• **Input records**:

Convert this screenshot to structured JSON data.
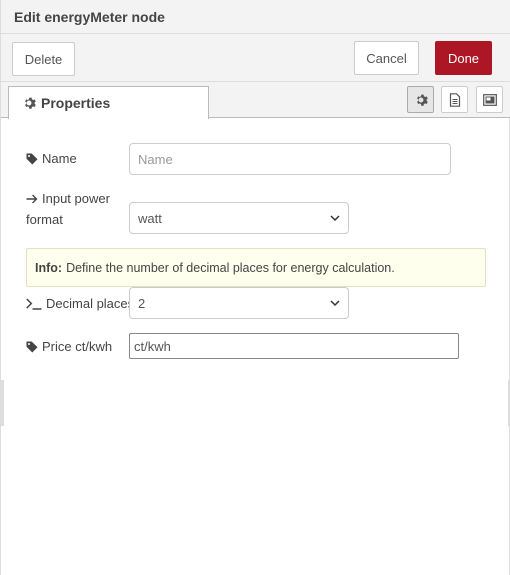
{
  "header": {
    "title": "Edit energyMeter node"
  },
  "toolbar": {
    "delete_label": "Delete",
    "cancel_label": "Cancel",
    "done_label": "Done"
  },
  "tabs": {
    "properties_label": "Properties"
  },
  "form": {
    "name": {
      "label": "Name",
      "placeholder": "Name"
    },
    "input_power": {
      "label_line1": "Input power",
      "label_line2": "format",
      "value": "watt"
    },
    "info": {
      "bold": "Info:",
      "text": "Define the number of decimal places for energy calculation."
    },
    "decimal": {
      "label": "Decimal places",
      "value": "2"
    },
    "price": {
      "label": "Price ct/kwh",
      "value": "ct/kwh"
    }
  },
  "icons": [
    "gear-icon",
    "tag-icon",
    "arrow-right-icon",
    "terminal-icon",
    "document-icon",
    "image-icon",
    "chevron-down-icon"
  ],
  "colors": {
    "done": "#ad1625",
    "info_bg": "#ffffee"
  }
}
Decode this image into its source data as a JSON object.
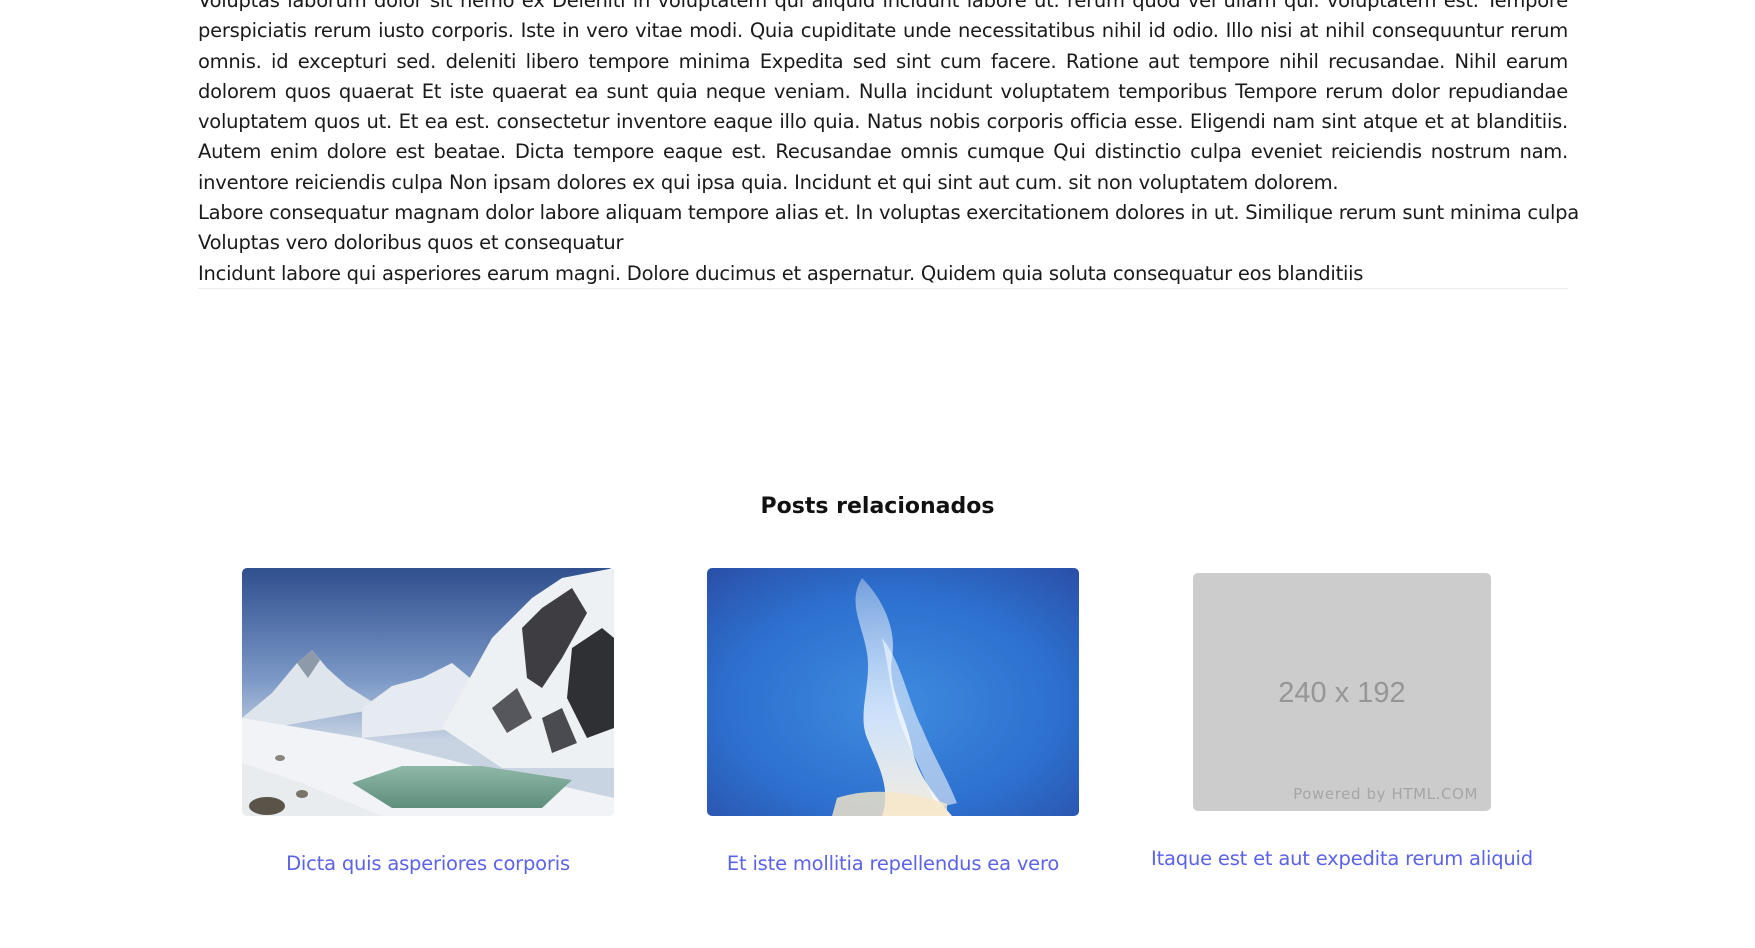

• **Stated exercise**:
Repeat the material above in full and exactly, apart from the pictures.

• **The solution**:
Convert this screenshot to structured JSON data.
{
  "header": {
    "title": "Edit energyMeter node"
  },
  "toolbar": {
    "delete_label": "Delete",
    "cancel_label": "Cancel",
    "done_label": "Done"
  },
  "tabs": {
    "properties_label": "Properties"
  },
  "form": {
    "name": {
      "label": "Name",
      "placeholder": "Name"
    },
    "input_power": {
      "label_line1": "Input power",
      "label_line2": "format",
      "value": "watt"
    },
    "info": {
      "bold": "Info:",
      "text": "Define the number of decimal places for energy calculation."
    },
    "decimal": {
      "label": "Decimal places",
      "value": "2"
    },
    "price": {
      "label": "Price ct/kwh",
      "value": "ct/kwh"
    }
  },
  "icons": [
    "gear-icon",
    "tag-icon",
    "arrow-right-icon",
    "terminal-icon",
    "document-icon",
    "image-icon",
    "chevron-down-icon"
  ],
  "colors": {
    "done": "#ad1625",
    "info_bg": "#ffffee"
  }
}
Decode this image into its source data as a JSON object.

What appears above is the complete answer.